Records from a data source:
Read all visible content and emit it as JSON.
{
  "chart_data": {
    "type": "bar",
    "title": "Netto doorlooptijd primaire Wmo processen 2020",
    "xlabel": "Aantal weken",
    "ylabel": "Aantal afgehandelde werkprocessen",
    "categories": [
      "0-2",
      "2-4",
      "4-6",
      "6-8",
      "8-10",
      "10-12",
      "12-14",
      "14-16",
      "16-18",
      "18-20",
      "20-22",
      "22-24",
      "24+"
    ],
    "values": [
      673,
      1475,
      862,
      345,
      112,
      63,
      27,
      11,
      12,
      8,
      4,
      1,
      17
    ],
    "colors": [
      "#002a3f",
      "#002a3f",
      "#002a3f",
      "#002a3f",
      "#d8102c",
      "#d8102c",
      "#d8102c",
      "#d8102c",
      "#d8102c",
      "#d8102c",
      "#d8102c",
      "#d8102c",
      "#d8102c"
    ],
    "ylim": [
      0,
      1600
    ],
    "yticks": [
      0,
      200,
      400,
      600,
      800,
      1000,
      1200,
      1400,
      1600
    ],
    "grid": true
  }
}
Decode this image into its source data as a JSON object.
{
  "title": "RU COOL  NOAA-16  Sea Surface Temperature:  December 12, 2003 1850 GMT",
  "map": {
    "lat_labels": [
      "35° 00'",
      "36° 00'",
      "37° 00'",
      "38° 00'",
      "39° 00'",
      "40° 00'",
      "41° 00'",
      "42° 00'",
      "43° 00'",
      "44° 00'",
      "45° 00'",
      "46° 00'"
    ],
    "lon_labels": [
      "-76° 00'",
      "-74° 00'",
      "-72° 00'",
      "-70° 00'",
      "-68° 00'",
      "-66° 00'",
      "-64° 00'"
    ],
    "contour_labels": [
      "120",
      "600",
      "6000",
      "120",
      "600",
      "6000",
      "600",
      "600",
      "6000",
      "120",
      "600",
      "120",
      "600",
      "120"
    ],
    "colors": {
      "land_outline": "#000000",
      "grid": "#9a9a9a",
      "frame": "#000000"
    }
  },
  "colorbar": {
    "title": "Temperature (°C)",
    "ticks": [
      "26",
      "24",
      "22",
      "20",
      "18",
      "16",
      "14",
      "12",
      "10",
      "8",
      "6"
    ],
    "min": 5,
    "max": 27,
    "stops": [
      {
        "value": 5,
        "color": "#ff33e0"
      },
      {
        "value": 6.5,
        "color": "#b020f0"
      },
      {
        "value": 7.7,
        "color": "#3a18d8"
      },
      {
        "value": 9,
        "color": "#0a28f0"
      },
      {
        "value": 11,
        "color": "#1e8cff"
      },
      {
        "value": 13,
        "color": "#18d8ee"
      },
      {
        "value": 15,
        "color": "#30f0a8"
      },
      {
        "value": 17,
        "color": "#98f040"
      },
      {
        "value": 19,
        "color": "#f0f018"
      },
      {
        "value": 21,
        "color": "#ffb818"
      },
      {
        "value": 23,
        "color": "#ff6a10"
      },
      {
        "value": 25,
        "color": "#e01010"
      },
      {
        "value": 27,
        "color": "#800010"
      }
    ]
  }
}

=== Problem to solve ===
Your task is to repeat every line exactly.

=== Final result ===
Read all visible content and emit it as JSON.
{
  "chart_data": {
    "type": "bar",
    "title": "Netto doorlooptijd primaire Wmo processen 2020",
    "xlabel": "Aantal weken",
    "ylabel": "Aantal afgehandelde werkprocessen",
    "categories": [
      "0-2",
      "2-4",
      "4-6",
      "6-8",
      "8-10",
      "10-12",
      "12-14",
      "14-16",
      "16-18",
      "18-20",
      "20-22",
      "22-24",
      "24+"
    ],
    "values": [
      673,
      1475,
      862,
      345,
      112,
      63,
      27,
      11,
      12,
      8,
      4,
      1,
      17
    ],
    "colors": [
      "#002a3f",
      "#002a3f",
      "#002a3f",
      "#002a3f",
      "#d8102c",
      "#d8102c",
      "#d8102c",
      "#d8102c",
      "#d8102c",
      "#d8102c",
      "#d8102c",
      "#d8102c",
      "#d8102c"
    ],
    "ylim": [
      0,
      1600
    ],
    "yticks": [
      0,
      200,
      400,
      600,
      800,
      1000,
      1200,
      1400,
      1600
    ],
    "grid": true
  }
}
Decode this image into its source data as a JSON object.
{
  "title": "RU COOL  NOAA-16  Sea Surface Temperature:  December 12, 2003 1850 GMT",
  "map": {
    "lat_labels": [
      "35° 00'",
      "36° 00'",
      "37° 00'",
      "38° 00'",
      "39° 00'",
      "40° 00'",
      "41° 00'",
      "42° 00'",
      "43° 00'",
      "44° 00'",
      "45° 00'",
      "46° 00'"
    ],
    "lon_labels": [
      "-76° 00'",
      "-74° 00'",
      "-72° 00'",
      "-70° 00'",
      "-68° 00'",
      "-66° 00'",
      "-64° 00'"
    ],
    "contour_labels": [
      "120",
      "600",
      "6000",
      "120",
      "600",
      "6000",
      "600",
      "600",
      "6000",
      "120",
      "600",
      "120",
      "600",
      "120"
    ],
    "colors": {
      "land_outline": "#000000",
      "grid": "#9a9a9a",
      "frame": "#000000"
    }
  },
  "colorbar": {
    "title": "Temperature (°C)",
    "ticks": [
      "26",
      "24",
      "22",
      "20",
      "18",
      "16",
      "14",
      "12",
      "10",
      "8",
      "6"
    ],
    "min": 5,
    "max": 27,
    "stops": [
      {
        "value": 5,
        "color": "#ff33e0"
      },
      {
        "value": 6.5,
        "color": "#b020f0"
      },
      {
        "value": 7.7,
        "color": "#3a18d8"
      },
      {
        "value": 9,
        "color": "#0a28f0"
      },
      {
        "value": 11,
        "color": "#1e8cff"
      },
      {
        "value": 13,
        "color": "#18d8ee"
      },
      {
        "value": 15,
        "color": "#30f0a8"
      },
      {
        "value": 17,
        "color": "#98f040"
      },
      {
        "value": 19,
        "color": "#f0f018"
      },
      {
        "value": 21,
        "color": "#ffb818"
      },
      {
        "value": 23,
        "color": "#ff6a10"
      },
      {
        "value": 25,
        "color": "#e01010"
      },
      {
        "value": 27,
        "color": "#800010"
      }
    ]
  }
}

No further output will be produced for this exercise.